---- Information given

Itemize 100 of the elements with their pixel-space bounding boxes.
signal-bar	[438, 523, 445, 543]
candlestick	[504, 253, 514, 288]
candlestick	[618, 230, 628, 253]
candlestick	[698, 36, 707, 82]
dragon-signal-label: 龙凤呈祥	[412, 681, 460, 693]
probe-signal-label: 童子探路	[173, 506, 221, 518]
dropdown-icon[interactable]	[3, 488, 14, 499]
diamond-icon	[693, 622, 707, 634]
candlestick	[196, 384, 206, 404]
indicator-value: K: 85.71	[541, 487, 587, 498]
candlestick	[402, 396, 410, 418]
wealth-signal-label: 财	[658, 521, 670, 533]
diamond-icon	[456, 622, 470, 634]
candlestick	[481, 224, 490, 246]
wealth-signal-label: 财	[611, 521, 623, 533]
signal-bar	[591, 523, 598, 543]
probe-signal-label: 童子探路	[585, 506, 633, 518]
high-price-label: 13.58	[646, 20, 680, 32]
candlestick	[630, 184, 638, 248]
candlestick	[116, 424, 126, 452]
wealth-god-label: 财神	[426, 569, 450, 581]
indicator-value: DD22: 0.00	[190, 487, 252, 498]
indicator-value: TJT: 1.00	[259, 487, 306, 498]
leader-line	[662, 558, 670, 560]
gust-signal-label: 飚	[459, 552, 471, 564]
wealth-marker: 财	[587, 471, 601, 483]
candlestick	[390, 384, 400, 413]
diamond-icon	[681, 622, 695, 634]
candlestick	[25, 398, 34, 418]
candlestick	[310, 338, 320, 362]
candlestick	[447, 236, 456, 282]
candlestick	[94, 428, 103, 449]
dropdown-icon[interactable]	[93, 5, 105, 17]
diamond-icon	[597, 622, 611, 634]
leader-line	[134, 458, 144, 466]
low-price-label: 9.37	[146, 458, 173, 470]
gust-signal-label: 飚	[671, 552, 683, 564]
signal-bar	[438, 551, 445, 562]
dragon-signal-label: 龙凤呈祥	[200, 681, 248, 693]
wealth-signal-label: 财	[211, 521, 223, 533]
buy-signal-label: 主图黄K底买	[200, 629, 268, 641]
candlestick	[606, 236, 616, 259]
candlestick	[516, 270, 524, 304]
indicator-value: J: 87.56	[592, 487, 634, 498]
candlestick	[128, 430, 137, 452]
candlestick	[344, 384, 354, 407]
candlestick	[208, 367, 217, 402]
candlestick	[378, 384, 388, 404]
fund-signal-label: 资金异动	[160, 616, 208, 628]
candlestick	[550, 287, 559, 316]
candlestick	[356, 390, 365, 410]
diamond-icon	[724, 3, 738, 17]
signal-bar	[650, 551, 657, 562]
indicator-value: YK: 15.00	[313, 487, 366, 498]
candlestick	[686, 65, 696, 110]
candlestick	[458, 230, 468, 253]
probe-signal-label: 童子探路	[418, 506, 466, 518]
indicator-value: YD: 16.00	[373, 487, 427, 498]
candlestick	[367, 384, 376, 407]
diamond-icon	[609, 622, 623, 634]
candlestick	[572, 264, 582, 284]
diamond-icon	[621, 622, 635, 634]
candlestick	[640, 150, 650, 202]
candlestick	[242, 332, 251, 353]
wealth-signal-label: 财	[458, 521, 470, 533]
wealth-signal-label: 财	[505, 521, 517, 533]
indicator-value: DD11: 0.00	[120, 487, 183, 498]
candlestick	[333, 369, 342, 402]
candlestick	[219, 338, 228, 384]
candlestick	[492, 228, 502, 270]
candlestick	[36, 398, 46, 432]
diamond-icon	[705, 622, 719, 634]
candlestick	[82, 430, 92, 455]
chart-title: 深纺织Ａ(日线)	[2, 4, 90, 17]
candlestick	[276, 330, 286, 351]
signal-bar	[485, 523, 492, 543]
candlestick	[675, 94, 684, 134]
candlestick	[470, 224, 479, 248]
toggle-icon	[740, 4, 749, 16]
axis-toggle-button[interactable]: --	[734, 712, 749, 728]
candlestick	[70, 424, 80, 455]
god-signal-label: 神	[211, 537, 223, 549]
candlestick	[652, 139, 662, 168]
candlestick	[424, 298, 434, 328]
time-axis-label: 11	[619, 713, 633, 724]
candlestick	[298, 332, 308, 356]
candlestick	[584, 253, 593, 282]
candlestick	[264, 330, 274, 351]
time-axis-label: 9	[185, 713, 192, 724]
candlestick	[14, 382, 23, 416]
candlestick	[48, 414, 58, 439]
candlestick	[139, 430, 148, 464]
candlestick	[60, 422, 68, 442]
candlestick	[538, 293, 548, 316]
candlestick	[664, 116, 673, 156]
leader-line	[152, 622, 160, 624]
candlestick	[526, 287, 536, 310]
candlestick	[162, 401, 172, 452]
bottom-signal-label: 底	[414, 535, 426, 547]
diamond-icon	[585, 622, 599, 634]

--------

# Set exercise:
Lay out the lines of the records as a numbered list, from the first line through the line that contains "396, 410, 418]". Include both ends, and leave out any blank lines.

# Final result:
1. Itemize 100 of the elements with their pixel-space bounding boxes.
2. signal-bar	[438, 523, 445, 543]
3. candlestick	[504, 253, 514, 288]
4. candlestick	[618, 230, 628, 253]
5. candlestick	[698, 36, 707, 82]
6. dragon-signal-label: 龙凤呈祥	[412, 681, 460, 693]
7. probe-signal-label: 童子探路	[173, 506, 221, 518]
8. dropdown-icon[interactable]	[3, 488, 14, 499]
9. diamond-icon	[693, 622, 707, 634]
10. candlestick	[196, 384, 206, 404]
11. indicator-value: K: 85.71	[541, 487, 587, 498]
12. candlestick	[402, 396, 410, 418]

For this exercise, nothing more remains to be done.